*Work to complete*
Write the data out again, exactly as given.
--- START Dataset records ---
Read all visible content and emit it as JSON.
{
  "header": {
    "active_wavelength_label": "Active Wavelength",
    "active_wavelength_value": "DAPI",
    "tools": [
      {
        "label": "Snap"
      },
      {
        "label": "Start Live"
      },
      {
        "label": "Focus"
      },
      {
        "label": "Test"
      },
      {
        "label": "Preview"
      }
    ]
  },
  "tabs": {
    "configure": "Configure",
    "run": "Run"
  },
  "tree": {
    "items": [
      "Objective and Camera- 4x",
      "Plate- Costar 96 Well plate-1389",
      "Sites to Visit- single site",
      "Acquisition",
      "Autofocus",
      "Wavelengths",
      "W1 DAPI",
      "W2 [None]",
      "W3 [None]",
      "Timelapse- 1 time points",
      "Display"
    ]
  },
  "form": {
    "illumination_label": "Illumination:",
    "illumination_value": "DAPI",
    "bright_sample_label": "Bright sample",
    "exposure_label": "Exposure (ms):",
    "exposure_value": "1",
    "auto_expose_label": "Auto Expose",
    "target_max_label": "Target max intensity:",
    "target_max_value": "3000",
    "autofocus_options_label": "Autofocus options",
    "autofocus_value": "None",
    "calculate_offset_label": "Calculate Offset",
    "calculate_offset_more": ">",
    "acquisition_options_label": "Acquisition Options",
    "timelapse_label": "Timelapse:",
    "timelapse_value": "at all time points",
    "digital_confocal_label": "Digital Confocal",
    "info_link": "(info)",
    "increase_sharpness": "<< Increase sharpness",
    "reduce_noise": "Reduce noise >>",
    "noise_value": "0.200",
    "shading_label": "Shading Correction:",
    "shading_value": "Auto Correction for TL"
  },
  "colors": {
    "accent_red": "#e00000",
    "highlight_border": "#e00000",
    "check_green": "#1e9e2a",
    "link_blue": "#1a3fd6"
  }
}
--- END Dataset records ---
*Task solution*
Read all visible content and emit it as JSON.
{
  "header": {
    "active_wavelength_label": "Active Wavelength",
    "active_wavelength_value": "DAPI",
    "tools": [
      {
        "label": "Snap"
      },
      {
        "label": "Start Live"
      },
      {
        "label": "Focus"
      },
      {
        "label": "Test"
      },
      {
        "label": "Preview"
      }
    ]
  },
  "tabs": {
    "configure": "Configure",
    "run": "Run"
  },
  "tree": {
    "items": [
      "Objective and Camera- 4x",
      "Plate- Costar 96 Well plate-1389",
      "Sites to Visit- single site",
      "Acquisition",
      "Autofocus",
      "Wavelengths",
      "W1 DAPI",
      "W2 [None]",
      "W3 [None]",
      "Timelapse- 1 time points",
      "Display"
    ]
  },
  "form": {
    "illumination_label": "Illumination:",
    "illumination_value": "DAPI",
    "bright_sample_label": "Bright sample",
    "exposure_label": "Exposure (ms):",
    "exposure_value": "1",
    "auto_expose_label": "Auto Expose",
    "target_max_label": "Target max intensity:",
    "target_max_value": "3000",
    "autofocus_options_label": "Autofocus options",
    "autofocus_value": "None",
    "calculate_offset_label": "Calculate Offset",
    "calculate_offset_more": ">",
    "acquisition_options_label": "Acquisition Options",
    "timelapse_label": "Timelapse:",
    "timelapse_value": "at all time points",
    "digital_confocal_label": "Digital Confocal",
    "info_link": "(info)",
    "increase_sharpness": "<< Increase sharpness",
    "reduce_noise": "Reduce noise >>",
    "noise_value": "0.200",
    "shading_label": "Shading Correction:",
    "shading_value": "Auto Correction for TL"
  },
  "colors": {
    "accent_red": "#e00000",
    "highlight_border": "#e00000",
    "check_green": "#1e9e2a",
    "link_blue": "#1a3fd6"
  }
}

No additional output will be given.